§ Given problem
Transcribe the records below exactly as they appear.

#### Record extracts ####

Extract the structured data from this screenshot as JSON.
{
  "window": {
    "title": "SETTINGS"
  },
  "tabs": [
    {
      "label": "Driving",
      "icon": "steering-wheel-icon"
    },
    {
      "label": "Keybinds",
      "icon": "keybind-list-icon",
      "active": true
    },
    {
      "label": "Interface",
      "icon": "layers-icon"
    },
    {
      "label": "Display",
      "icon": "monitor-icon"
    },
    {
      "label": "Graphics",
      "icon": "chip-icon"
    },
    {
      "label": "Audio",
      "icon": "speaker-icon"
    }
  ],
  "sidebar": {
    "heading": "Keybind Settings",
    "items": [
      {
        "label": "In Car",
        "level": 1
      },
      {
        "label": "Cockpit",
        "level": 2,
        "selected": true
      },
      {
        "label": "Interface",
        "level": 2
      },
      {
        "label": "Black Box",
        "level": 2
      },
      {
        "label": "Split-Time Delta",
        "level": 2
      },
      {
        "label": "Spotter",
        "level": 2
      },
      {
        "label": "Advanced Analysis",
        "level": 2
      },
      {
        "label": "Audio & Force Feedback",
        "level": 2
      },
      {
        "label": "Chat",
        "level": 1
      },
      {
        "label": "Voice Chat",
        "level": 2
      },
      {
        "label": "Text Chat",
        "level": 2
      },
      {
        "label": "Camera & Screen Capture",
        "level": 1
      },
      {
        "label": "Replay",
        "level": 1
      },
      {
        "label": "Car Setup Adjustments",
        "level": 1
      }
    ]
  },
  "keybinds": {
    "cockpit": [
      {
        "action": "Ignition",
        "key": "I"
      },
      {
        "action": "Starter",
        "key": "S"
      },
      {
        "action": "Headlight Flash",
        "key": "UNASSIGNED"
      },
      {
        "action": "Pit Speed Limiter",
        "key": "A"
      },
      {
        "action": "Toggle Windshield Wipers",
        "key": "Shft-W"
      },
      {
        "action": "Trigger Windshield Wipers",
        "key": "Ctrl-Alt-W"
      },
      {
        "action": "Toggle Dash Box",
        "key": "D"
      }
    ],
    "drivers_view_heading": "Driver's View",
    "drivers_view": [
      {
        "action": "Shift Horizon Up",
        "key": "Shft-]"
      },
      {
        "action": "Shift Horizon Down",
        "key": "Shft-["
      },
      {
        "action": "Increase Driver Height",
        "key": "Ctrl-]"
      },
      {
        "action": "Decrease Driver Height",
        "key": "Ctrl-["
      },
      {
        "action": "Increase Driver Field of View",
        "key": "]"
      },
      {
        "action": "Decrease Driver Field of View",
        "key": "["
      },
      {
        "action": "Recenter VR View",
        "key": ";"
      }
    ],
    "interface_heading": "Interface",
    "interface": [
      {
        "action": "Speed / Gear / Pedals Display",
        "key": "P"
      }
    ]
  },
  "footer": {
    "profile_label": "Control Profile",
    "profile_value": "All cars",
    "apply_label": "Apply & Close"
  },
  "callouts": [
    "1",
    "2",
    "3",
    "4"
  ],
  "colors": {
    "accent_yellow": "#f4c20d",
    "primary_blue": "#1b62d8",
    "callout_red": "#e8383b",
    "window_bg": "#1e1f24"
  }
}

####

§ Response for this exercise
Extract the structured data from this screenshot as JSON.
{
  "window": {
    "title": "SETTINGS"
  },
  "tabs": [
    {
      "label": "Driving",
      "icon": "steering-wheel-icon"
    },
    {
      "label": "Keybinds",
      "icon": "keybind-list-icon",
      "active": true
    },
    {
      "label": "Interface",
      "icon": "layers-icon"
    },
    {
      "label": "Display",
      "icon": "monitor-icon"
    },
    {
      "label": "Graphics",
      "icon": "chip-icon"
    },
    {
      "label": "Audio",
      "icon": "speaker-icon"
    }
  ],
  "sidebar": {
    "heading": "Keybind Settings",
    "items": [
      {
        "label": "In Car",
        "level": 1
      },
      {
        "label": "Cockpit",
        "level": 2,
        "selected": true
      },
      {
        "label": "Interface",
        "level": 2
      },
      {
        "label": "Black Box",
        "level": 2
      },
      {
        "label": "Split-Time Delta",
        "level": 2
      },
      {
        "label": "Spotter",
        "level": 2
      },
      {
        "label": "Advanced Analysis",
        "level": 2
      },
      {
        "label": "Audio & Force Feedback",
        "level": 2
      },
      {
        "label": "Chat",
        "level": 1
      },
      {
        "label": "Voice Chat",
        "level": 2
      },
      {
        "label": "Text Chat",
        "level": 2
      },
      {
        "label": "Camera & Screen Capture",
        "level": 1
      },
      {
        "label": "Replay",
        "level": 1
      },
      {
        "label": "Car Setup Adjustments",
        "level": 1
      }
    ]
  },
  "keybinds": {
    "cockpit": [
      {
        "action": "Ignition",
        "key": "I"
      },
      {
        "action": "Starter",
        "key": "S"
      },
      {
        "action": "Headlight Flash",
        "key": "UNASSIGNED"
      },
      {
        "action": "Pit Speed Limiter",
        "key": "A"
      },
      {
        "action": "Toggle Windshield Wipers",
        "key": "Shft-W"
      },
      {
        "action": "Trigger Windshield Wipers",
        "key": "Ctrl-Alt-W"
      },
      {
        "action": "Toggle Dash Box",
        "key": "D"
      }
    ],
    "drivers_view_heading": "Driver's View",
    "drivers_view": [
      {
        "action": "Shift Horizon Up",
        "key": "Shft-]"
      },
      {
        "action": "Shift Horizon Down",
        "key": "Shft-["
      },
      {
        "action": "Increase Driver Height",
        "key": "Ctrl-]"
      },
      {
        "action": "Decrease Driver Height",
        "key": "Ctrl-["
      },
      {
        "action": "Increase Driver Field of View",
        "key": "]"
      },
      {
        "action": "Decrease Driver Field of View",
        "key": "["
      },
      {
        "action": "Recenter VR View",
        "key": ";"
      }
    ],
    "interface_heading": "Interface",
    "interface": [
      {
        "action": "Speed / Gear / Pedals Display",
        "key": "P"
      }
    ]
  },
  "footer": {
    "profile_label": "Control Profile",
    "profile_value": "All cars",
    "apply_label": "Apply & Close"
  },
  "callouts": [
    "1",
    "2",
    "3",
    "4"
  ],
  "colors": {
    "accent_yellow": "#f4c20d",
    "primary_blue": "#1b62d8",
    "callout_red": "#e8383b",
    "window_bg": "#1e1f24"
  }
}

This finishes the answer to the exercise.